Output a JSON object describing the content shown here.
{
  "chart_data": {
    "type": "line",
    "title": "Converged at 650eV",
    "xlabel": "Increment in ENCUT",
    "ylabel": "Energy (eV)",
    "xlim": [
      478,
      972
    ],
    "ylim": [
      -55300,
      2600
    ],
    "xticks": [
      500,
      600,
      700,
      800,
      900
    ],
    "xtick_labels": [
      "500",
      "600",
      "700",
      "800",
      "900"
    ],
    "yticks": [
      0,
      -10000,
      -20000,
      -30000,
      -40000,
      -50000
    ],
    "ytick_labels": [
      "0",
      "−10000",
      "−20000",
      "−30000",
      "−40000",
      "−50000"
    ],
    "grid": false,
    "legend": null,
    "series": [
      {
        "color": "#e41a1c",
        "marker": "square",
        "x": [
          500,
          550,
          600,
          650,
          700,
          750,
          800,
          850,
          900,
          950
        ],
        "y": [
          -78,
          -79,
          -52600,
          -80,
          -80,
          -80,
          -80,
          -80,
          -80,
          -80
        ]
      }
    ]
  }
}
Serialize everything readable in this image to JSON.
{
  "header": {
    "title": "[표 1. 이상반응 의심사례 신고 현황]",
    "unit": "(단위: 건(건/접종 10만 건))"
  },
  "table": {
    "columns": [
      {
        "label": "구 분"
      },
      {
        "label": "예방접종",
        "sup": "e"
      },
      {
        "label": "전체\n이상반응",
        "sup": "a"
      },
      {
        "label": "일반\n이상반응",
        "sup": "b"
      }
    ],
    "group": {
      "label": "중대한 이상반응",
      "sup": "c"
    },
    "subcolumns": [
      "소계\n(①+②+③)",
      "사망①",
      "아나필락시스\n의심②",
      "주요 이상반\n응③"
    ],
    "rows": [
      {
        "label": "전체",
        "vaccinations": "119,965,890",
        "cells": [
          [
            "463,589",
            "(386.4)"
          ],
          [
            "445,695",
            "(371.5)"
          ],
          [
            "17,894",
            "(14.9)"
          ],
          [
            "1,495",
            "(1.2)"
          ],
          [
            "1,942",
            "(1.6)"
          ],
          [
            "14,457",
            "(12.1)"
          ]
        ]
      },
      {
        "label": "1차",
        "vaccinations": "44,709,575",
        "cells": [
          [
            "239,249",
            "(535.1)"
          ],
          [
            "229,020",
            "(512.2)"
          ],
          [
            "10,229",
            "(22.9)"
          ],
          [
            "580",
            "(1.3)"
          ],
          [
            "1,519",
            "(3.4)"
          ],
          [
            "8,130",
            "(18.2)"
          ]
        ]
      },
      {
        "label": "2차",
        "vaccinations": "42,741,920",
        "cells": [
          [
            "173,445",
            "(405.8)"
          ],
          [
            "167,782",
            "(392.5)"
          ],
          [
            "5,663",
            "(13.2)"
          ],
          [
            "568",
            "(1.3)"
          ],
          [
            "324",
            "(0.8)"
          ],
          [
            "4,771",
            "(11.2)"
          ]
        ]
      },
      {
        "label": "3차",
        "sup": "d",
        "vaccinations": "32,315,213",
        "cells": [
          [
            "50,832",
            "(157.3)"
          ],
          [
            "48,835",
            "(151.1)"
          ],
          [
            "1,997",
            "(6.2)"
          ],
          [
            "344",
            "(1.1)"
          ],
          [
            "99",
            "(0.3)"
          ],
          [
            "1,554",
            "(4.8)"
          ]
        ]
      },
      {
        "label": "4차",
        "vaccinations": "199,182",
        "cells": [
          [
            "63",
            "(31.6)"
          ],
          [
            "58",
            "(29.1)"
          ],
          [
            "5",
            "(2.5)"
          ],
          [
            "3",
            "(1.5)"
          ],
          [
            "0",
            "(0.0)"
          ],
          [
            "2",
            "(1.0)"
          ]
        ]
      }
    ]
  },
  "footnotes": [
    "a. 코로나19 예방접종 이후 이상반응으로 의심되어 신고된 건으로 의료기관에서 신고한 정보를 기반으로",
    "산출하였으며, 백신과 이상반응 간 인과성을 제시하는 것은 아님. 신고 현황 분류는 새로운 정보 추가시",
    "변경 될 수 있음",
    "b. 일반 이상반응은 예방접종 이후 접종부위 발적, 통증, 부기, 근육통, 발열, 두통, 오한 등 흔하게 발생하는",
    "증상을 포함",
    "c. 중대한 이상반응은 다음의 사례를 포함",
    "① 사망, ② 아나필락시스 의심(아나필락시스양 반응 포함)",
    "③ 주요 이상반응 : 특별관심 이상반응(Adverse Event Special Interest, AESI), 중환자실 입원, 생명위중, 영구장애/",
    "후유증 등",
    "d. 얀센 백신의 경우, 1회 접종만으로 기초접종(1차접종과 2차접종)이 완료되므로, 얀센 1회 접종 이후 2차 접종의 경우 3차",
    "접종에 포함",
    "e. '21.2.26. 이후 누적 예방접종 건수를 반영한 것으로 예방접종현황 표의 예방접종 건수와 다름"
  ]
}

++++++

Written task
Restate the whole listing exactly, leaving out nothing.

Task result
Output a JSON object describing the content shown here.
{
  "chart_data": {
    "type": "line",
    "title": "Converged at 650eV",
    "xlabel": "Increment in ENCUT",
    "ylabel": "Energy (eV)",
    "xlim": [
      478,
      972
    ],
    "ylim": [
      -55300,
      2600
    ],
    "xticks": [
      500,
      600,
      700,
      800,
      900
    ],
    "xtick_labels": [
      "500",
      "600",
      "700",
      "800",
      "900"
    ],
    "yticks": [
      0,
      -10000,
      -20000,
      -30000,
      -40000,
      -50000
    ],
    "ytick_labels": [
      "0",
      "−10000",
      "−20000",
      "−30000",
      "−40000",
      "−50000"
    ],
    "grid": false,
    "legend": null,
    "series": [
      {
        "color": "#e41a1c",
        "marker": "square",
        "x": [
          500,
          550,
          600,
          650,
          700,
          750,
          800,
          850,
          900,
          950
        ],
        "y": [
          -78,
          -79,
          -52600,
          -80,
          -80,
          -80,
          -80,
          -80,
          -80,
          -80
        ]
      }
    ]
  }
}
Serialize everything readable in this image to JSON.
{
  "header": {
    "title": "[표 1. 이상반응 의심사례 신고 현황]",
    "unit": "(단위: 건(건/접종 10만 건))"
  },
  "table": {
    "columns": [
      {
        "label": "구 분"
      },
      {
        "label": "예방접종",
        "sup": "e"
      },
      {
        "label": "전체\n이상반응",
        "sup": "a"
      },
      {
        "label": "일반\n이상반응",
        "sup": "b"
      }
    ],
    "group": {
      "label": "중대한 이상반응",
      "sup": "c"
    },
    "subcolumns": [
      "소계\n(①+②+③)",
      "사망①",
      "아나필락시스\n의심②",
      "주요 이상반\n응③"
    ],
    "rows": [
      {
        "label": "전체",
        "vaccinations": "119,965,890",
        "cells": [
          [
            "463,589",
            "(386.4)"
          ],
          [
            "445,695",
            "(371.5)"
          ],
          [
            "17,894",
            "(14.9)"
          ],
          [
            "1,495",
            "(1.2)"
          ],
          [
            "1,942",
            "(1.6)"
          ],
          [
            "14,457",
            "(12.1)"
          ]
        ]
      },
      {
        "label": "1차",
        "vaccinations": "44,709,575",
        "cells": [
          [
            "239,249",
            "(535.1)"
          ],
          [
            "229,020",
            "(512.2)"
          ],
          [
            "10,229",
            "(22.9)"
          ],
          [
            "580",
            "(1.3)"
          ],
          [
            "1,519",
            "(3.4)"
          ],
          [
            "8,130",
            "(18.2)"
          ]
        ]
      },
      {
        "label": "2차",
        "vaccinations": "42,741,920",
        "cells": [
          [
            "173,445",
            "(405.8)"
          ],
          [
            "167,782",
            "(392.5)"
          ],
          [
            "5,663",
            "(13.2)"
          ],
          [
            "568",
            "(1.3)"
          ],
          [
            "324",
            "(0.8)"
          ],
          [
            "4,771",
            "(11.2)"
          ]
        ]
      },
      {
        "label": "3차",
        "sup": "d",
        "vaccinations": "32,315,213",
        "cells": [
          [
            "50,832",
            "(157.3)"
          ],
          [
            "48,835",
            "(151.1)"
          ],
          [
            "1,997",
            "(6.2)"
          ],
          [
            "344",
            "(1.1)"
          ],
          [
            "99",
            "(0.3)"
          ],
          [
            "1,554",
            "(4.8)"
          ]
        ]
      },
      {
        "label": "4차",
        "vaccinations": "199,182",
        "cells": [
          [
            "63",
            "(31.6)"
          ],
          [
            "58",
            "(29.1)"
          ],
          [
            "5",
            "(2.5)"
          ],
          [
            "3",
            "(1.5)"
          ],
          [
            "0",
            "(0.0)"
          ],
          [
            "2",
            "(1.0)"
          ]
        ]
      }
    ]
  },
  "footnotes": [
    "a. 코로나19 예방접종 이후 이상반응으로 의심되어 신고된 건으로 의료기관에서 신고한 정보를 기반으로",
    "산출하였으며, 백신과 이상반응 간 인과성을 제시하는 것은 아님. 신고 현황 분류는 새로운 정보 추가시",
    "변경 될 수 있음",
    "b. 일반 이상반응은 예방접종 이후 접종부위 발적, 통증, 부기, 근육통, 발열, 두통, 오한 등 흔하게 발생하는",
    "증상을 포함",
    "c. 중대한 이상반응은 다음의 사례를 포함",
    "① 사망, ② 아나필락시스 의심(아나필락시스양 반응 포함)",
    "③ 주요 이상반응 : 특별관심 이상반응(Adverse Event Special Interest, AESI), 중환자실 입원, 생명위중, 영구장애/",
    "후유증 등",
    "d. 얀센 백신의 경우, 1회 접종만으로 기초접종(1차접종과 2차접종)이 완료되므로, 얀센 1회 접종 이후 2차 접종의 경우 3차",
    "접종에 포함",
    "e. '21.2.26. 이후 누적 예방접종 건수를 반영한 것으로 예방접종현황 표의 예방접종 건수와 다름"
  ]
}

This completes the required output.